● **Directions**: Render every entry verbatim.

(Dataset excerpts)
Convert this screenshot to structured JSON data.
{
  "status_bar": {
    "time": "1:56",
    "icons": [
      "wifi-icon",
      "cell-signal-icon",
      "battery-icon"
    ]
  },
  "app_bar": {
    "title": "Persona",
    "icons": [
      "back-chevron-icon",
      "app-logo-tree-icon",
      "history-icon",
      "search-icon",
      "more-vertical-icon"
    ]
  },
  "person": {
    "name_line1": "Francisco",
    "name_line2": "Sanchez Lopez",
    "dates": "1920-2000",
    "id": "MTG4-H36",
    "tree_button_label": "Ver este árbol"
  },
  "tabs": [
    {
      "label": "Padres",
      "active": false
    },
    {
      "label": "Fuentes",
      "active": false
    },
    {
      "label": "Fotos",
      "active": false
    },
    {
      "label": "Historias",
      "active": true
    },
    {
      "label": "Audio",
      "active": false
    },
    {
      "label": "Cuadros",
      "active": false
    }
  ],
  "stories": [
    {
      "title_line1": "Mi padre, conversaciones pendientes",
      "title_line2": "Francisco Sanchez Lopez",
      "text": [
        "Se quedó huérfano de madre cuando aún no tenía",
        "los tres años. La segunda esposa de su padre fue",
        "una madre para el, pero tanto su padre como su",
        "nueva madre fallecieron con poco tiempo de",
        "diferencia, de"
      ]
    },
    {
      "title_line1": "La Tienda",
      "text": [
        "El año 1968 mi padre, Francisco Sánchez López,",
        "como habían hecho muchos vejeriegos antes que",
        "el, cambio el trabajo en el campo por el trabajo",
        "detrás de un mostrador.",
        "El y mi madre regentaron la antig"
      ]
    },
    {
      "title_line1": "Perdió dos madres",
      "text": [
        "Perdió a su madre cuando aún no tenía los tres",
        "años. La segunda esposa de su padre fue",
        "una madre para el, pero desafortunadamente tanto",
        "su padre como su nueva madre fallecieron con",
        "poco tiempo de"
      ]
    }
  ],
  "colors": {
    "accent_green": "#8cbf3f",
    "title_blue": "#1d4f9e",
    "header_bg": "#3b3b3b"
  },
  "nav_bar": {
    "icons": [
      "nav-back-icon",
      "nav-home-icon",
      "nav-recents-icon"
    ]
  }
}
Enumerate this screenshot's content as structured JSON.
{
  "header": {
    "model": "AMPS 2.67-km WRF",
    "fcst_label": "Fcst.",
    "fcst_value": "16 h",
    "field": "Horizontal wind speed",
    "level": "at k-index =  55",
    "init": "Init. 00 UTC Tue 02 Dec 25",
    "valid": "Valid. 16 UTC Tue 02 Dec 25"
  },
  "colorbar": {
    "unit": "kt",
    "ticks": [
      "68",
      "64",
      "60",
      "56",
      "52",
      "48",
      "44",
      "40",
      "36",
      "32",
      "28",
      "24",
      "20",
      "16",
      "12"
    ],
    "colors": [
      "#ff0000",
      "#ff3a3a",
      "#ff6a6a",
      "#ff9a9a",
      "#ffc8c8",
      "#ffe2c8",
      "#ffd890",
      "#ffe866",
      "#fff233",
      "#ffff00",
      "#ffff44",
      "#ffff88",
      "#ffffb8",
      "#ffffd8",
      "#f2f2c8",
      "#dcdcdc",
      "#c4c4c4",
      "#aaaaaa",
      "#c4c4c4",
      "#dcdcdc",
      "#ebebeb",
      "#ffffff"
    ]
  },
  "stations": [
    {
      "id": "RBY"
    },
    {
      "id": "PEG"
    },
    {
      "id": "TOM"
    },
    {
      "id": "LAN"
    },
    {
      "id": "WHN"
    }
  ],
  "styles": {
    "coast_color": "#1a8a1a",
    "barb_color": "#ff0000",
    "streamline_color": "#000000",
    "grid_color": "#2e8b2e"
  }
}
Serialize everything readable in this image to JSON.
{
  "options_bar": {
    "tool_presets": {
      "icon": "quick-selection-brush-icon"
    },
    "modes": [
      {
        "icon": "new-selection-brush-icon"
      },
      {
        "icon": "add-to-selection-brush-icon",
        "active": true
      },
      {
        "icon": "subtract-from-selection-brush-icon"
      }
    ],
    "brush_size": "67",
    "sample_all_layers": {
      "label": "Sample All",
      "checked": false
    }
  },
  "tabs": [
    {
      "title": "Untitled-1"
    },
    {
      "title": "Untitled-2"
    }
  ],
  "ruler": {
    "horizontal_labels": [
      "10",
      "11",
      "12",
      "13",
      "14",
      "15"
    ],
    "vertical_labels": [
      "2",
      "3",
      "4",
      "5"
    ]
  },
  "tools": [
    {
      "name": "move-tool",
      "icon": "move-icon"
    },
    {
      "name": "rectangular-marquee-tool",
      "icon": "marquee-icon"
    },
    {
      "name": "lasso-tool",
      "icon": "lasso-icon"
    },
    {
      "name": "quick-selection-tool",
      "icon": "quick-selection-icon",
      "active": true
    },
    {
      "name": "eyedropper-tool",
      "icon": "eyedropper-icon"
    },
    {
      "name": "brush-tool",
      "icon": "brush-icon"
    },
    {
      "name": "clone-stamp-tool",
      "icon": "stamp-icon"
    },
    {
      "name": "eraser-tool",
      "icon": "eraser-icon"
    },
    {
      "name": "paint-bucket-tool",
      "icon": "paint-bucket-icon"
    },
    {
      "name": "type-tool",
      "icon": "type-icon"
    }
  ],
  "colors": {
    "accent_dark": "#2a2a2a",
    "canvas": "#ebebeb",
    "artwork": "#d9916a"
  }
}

● **Finished exercise**:
Convert this screenshot to structured JSON data.
{
  "status_bar": {
    "time": "1:56",
    "icons": [
      "wifi-icon",
      "cell-signal-icon",
      "battery-icon"
    ]
  },
  "app_bar": {
    "title": "Persona",
    "icons": [
      "back-chevron-icon",
      "app-logo-tree-icon",
      "history-icon",
      "search-icon",
      "more-vertical-icon"
    ]
  },
  "person": {
    "name_line1": "Francisco",
    "name_line2": "Sanchez Lopez",
    "dates": "1920-2000",
    "id": "MTG4-H36",
    "tree_button_label": "Ver este árbol"
  },
  "tabs": [
    {
      "label": "Padres",
      "active": false
    },
    {
      "label": "Fuentes",
      "active": false
    },
    {
      "label": "Fotos",
      "active": false
    },
    {
      "label": "Historias",
      "active": true
    },
    {
      "label": "Audio",
      "active": false
    },
    {
      "label": "Cuadros",
      "active": false
    }
  ],
  "stories": [
    {
      "title_line1": "Mi padre, conversaciones pendientes",
      "title_line2": "Francisco Sanchez Lopez",
      "text": [
        "Se quedó huérfano de madre cuando aún no tenía",
        "los tres años. La segunda esposa de su padre fue",
        "una madre para el, pero tanto su padre como su",
        "nueva madre fallecieron con poco tiempo de",
        "diferencia, de"
      ]
    },
    {
      "title_line1": "La Tienda",
      "text": [
        "El año 1968 mi padre, Francisco Sánchez López,",
        "como habían hecho muchos vejeriegos antes que",
        "el, cambio el trabajo en el campo por el trabajo",
        "detrás de un mostrador.",
        "El y mi madre regentaron la antig"
      ]
    },
    {
      "title_line1": "Perdió dos madres",
      "text": [
        "Perdió a su madre cuando aún no tenía los tres",
        "años. La segunda esposa de su padre fue",
        "una madre para el, pero desafortunadamente tanto",
        "su padre como su nueva madre fallecieron con",
        "poco tiempo de"
      ]
    }
  ],
  "colors": {
    "accent_green": "#8cbf3f",
    "title_blue": "#1d4f9e",
    "header_bg": "#3b3b3b"
  },
  "nav_bar": {
    "icons": [
      "nav-back-icon",
      "nav-home-icon",
      "nav-recents-icon"
    ]
  }
}
Enumerate this screenshot's content as structured JSON.
{
  "header": {
    "model": "AMPS 2.67-km WRF",
    "fcst_label": "Fcst.",
    "fcst_value": "16 h",
    "field": "Horizontal wind speed",
    "level": "at k-index =  55",
    "init": "Init. 00 UTC Tue 02 Dec 25",
    "valid": "Valid. 16 UTC Tue 02 Dec 25"
  },
  "colorbar": {
    "unit": "kt",
    "ticks": [
      "68",
      "64",
      "60",
      "56",
      "52",
      "48",
      "44",
      "40",
      "36",
      "32",
      "28",
      "24",
      "20",
      "16",
      "12"
    ],
    "colors": [
      "#ff0000",
      "#ff3a3a",
      "#ff6a6a",
      "#ff9a9a",
      "#ffc8c8",
      "#ffe2c8",
      "#ffd890",
      "#ffe866",
      "#fff233",
      "#ffff00",
      "#ffff44",
      "#ffff88",
      "#ffffb8",
      "#ffffd8",
      "#f2f2c8",
      "#dcdcdc",
      "#c4c4c4",
      "#aaaaaa",
      "#c4c4c4",
      "#dcdcdc",
      "#ebebeb",
      "#ffffff"
    ]
  },
  "stations": [
    {
      "id": "RBY"
    },
    {
      "id": "PEG"
    },
    {
      "id": "TOM"
    },
    {
      "id": "LAN"
    },
    {
      "id": "WHN"
    }
  ],
  "styles": {
    "coast_color": "#1a8a1a",
    "barb_color": "#ff0000",
    "streamline_color": "#000000",
    "grid_color": "#2e8b2e"
  }
}
Serialize everything readable in this image to JSON.
{
  "options_bar": {
    "tool_presets": {
      "icon": "quick-selection-brush-icon"
    },
    "modes": [
      {
        "icon": "new-selection-brush-icon"
      },
      {
        "icon": "add-to-selection-brush-icon",
        "active": true
      },
      {
        "icon": "subtract-from-selection-brush-icon"
      }
    ],
    "brush_size": "67",
    "sample_all_layers": {
      "label": "Sample All",
      "checked": false
    }
  },
  "tabs": [
    {
      "title": "Untitled-1"
    },
    {
      "title": "Untitled-2"
    }
  ],
  "ruler": {
    "horizontal_labels": [
      "10",
      "11",
      "12",
      "13",
      "14",
      "15"
    ],
    "vertical_labels": [
      "2",
      "3",
      "4",
      "5"
    ]
  },
  "tools": [
    {
      "name": "move-tool",
      "icon": "move-icon"
    },
    {
      "name": "rectangular-marquee-tool",
      "icon": "marquee-icon"
    },
    {
      "name": "lasso-tool",
      "icon": "lasso-icon"
    },
    {
      "name": "quick-selection-tool",
      "icon": "quick-selection-icon",
      "active": true
    },
    {
      "name": "eyedropper-tool",
      "icon": "eyedropper-icon"
    },
    {
      "name": "brush-tool",
      "icon": "brush-icon"
    },
    {
      "name": "clone-stamp-tool",
      "icon": "stamp-icon"
    },
    {
      "name": "eraser-tool",
      "icon": "eraser-icon"
    },
    {
      "name": "paint-bucket-tool",
      "icon": "paint-bucket-icon"
    },
    {
      "name": "type-tool",
      "icon": "type-icon"
    }
  ],
  "colors": {
    "accent_dark": "#2a2a2a",
    "canvas": "#ebebeb",
    "artwork": "#d9916a"
  }
}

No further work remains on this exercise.